» Problem description
Please give the count of lines holding the string "title" and nothing besides.

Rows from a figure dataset

================================

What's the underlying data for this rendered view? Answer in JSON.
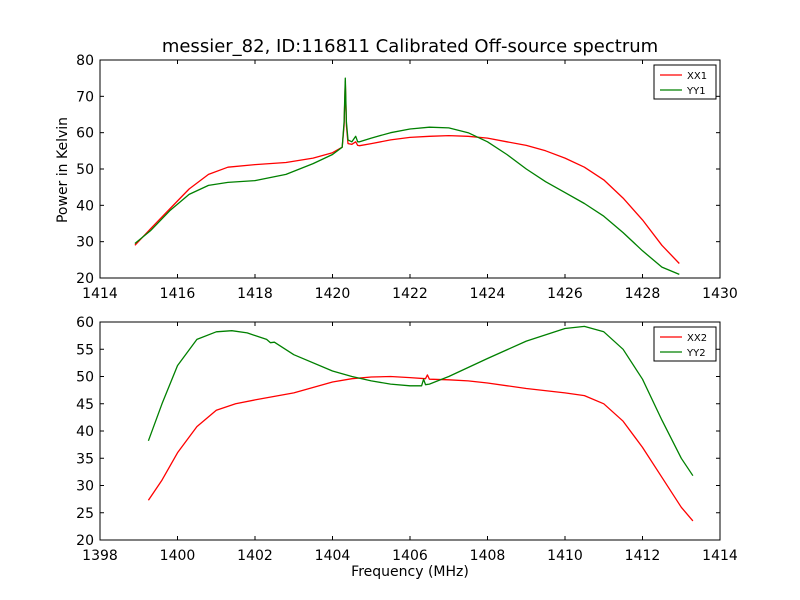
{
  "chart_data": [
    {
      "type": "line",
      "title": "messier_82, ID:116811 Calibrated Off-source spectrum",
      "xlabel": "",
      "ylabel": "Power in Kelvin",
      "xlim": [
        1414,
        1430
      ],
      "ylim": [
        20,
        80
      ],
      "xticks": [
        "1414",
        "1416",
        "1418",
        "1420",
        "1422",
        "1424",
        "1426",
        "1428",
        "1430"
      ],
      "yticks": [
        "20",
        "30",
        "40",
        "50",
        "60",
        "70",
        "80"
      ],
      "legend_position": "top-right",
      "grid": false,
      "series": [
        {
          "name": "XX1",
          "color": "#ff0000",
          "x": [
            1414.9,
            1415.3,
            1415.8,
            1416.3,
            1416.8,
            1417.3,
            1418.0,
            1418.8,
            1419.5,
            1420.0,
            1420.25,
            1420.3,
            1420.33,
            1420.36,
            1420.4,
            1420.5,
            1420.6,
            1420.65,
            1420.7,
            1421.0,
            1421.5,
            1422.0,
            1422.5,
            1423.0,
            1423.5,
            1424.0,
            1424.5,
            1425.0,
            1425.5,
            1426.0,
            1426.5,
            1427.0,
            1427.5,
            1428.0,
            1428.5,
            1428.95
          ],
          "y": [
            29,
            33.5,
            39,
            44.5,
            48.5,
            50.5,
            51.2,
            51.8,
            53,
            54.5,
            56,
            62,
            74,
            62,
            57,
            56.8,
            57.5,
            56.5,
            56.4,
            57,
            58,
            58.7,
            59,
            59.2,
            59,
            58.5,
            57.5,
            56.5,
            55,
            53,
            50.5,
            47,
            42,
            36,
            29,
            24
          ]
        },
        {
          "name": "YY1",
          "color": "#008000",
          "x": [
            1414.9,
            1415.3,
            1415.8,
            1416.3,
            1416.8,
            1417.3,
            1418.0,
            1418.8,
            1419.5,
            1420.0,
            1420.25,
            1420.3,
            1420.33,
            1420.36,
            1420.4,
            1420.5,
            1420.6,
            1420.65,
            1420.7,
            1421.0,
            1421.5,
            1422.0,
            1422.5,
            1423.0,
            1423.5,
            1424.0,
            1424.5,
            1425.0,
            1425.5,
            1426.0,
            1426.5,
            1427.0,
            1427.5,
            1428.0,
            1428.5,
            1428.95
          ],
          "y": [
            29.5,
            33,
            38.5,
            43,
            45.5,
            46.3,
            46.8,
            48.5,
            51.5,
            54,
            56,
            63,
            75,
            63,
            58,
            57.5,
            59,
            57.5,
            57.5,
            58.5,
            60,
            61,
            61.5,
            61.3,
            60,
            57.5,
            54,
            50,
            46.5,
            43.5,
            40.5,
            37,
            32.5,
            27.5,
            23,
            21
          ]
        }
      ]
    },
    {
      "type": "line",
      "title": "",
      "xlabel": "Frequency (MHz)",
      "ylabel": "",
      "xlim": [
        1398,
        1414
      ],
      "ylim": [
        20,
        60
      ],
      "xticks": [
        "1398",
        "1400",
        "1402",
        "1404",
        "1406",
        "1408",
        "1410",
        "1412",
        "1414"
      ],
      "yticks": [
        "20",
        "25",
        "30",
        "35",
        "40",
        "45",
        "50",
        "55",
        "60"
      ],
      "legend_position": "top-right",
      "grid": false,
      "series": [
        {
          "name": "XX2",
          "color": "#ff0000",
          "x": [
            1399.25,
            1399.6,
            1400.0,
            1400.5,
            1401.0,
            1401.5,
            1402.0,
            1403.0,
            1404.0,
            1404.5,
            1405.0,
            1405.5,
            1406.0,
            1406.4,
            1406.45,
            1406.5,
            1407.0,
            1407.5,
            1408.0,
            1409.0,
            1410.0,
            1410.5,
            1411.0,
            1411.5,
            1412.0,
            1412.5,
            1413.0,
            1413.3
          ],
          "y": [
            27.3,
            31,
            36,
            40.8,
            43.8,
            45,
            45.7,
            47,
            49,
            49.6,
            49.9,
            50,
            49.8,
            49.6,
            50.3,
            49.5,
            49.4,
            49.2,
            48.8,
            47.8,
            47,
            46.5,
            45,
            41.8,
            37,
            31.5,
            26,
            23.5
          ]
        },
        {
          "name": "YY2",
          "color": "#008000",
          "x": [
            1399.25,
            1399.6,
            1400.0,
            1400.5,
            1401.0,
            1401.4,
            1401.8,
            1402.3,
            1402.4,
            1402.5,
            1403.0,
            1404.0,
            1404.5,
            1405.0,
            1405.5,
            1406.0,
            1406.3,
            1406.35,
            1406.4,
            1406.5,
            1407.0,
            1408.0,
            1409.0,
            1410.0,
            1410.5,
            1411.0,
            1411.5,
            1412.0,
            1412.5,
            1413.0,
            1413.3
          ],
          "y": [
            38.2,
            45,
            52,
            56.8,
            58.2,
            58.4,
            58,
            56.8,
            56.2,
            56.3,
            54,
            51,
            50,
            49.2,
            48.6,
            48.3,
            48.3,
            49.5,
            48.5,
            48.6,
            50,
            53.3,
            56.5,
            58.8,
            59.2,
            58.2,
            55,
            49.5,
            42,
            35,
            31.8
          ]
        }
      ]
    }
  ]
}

================================

» Worked answer
2